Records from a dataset
[start]
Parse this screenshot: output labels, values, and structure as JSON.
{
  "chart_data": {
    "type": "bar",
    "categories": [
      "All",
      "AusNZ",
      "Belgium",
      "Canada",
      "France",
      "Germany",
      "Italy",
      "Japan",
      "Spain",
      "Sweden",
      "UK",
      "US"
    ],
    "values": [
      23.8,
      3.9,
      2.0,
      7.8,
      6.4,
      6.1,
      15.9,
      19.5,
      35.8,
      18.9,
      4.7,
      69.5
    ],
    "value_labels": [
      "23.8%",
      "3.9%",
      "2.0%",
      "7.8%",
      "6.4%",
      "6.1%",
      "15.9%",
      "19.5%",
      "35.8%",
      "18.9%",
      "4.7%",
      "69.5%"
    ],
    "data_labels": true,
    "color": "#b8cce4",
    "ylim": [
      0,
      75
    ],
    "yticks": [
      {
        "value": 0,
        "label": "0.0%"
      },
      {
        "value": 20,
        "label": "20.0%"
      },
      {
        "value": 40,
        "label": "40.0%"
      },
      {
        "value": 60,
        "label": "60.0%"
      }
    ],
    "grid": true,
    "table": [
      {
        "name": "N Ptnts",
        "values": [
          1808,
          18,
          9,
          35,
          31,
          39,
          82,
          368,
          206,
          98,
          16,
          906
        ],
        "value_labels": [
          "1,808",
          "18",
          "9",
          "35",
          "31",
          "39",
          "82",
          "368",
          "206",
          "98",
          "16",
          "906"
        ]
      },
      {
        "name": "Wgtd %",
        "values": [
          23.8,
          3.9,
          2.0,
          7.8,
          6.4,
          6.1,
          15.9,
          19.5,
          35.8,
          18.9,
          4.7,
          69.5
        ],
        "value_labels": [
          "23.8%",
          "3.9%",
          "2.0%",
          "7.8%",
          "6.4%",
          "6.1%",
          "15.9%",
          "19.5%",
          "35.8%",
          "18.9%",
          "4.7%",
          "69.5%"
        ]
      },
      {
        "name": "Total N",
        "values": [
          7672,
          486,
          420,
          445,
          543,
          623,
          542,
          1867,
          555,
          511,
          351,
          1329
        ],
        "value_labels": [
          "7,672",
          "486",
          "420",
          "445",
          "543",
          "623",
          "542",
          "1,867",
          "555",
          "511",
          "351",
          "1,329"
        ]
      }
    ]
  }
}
[end]
**Exercise description**
Nothing in the data may differ; print all of it exactly as written.

**Answer in full**
Parse this screenshot: output labels, values, and structure as JSON.
{
  "chart_data": {
    "type": "bar",
    "categories": [
      "All",
      "AusNZ",
      "Belgium",
      "Canada",
      "France",
      "Germany",
      "Italy",
      "Japan",
      "Spain",
      "Sweden",
      "UK",
      "US"
    ],
    "values": [
      23.8,
      3.9,
      2.0,
      7.8,
      6.4,
      6.1,
      15.9,
      19.5,
      35.8,
      18.9,
      4.7,
      69.5
    ],
    "value_labels": [
      "23.8%",
      "3.9%",
      "2.0%",
      "7.8%",
      "6.4%",
      "6.1%",
      "15.9%",
      "19.5%",
      "35.8%",
      "18.9%",
      "4.7%",
      "69.5%"
    ],
    "data_labels": true,
    "color": "#b8cce4",
    "ylim": [
      0,
      75
    ],
    "yticks": [
      {
        "value": 0,
        "label": "0.0%"
      },
      {
        "value": 20,
        "label": "20.0%"
      },
      {
        "value": 40,
        "label": "40.0%"
      },
      {
        "value": 60,
        "label": "60.0%"
      }
    ],
    "grid": true,
    "table": [
      {
        "name": "N Ptnts",
        "values": [
          1808,
          18,
          9,
          35,
          31,
          39,
          82,
          368,
          206,
          98,
          16,
          906
        ],
        "value_labels": [
          "1,808",
          "18",
          "9",
          "35",
          "31",
          "39",
          "82",
          "368",
          "206",
          "98",
          "16",
          "906"
        ]
      },
      {
        "name": "Wgtd %",
        "values": [
          23.8,
          3.9,
          2.0,
          7.8,
          6.4,
          6.1,
          15.9,
          19.5,
          35.8,
          18.9,
          4.7,
          69.5
        ],
        "value_labels": [
          "23.8%",
          "3.9%",
          "2.0%",
          "7.8%",
          "6.4%",
          "6.1%",
          "15.9%",
          "19.5%",
          "35.8%",
          "18.9%",
          "4.7%",
          "69.5%"
        ]
      },
      {
        "name": "Total N",
        "values": [
          7672,
          486,
          420,
          445,
          543,
          623,
          542,
          1867,
          555,
          511,
          351,
          1329
        ],
        "value_labels": [
          "7,672",
          "486",
          "420",
          "445",
          "543",
          "623",
          "542",
          "1,867",
          "555",
          "511",
          "351",
          "1,329"
        ]
      }
    ]
  }
}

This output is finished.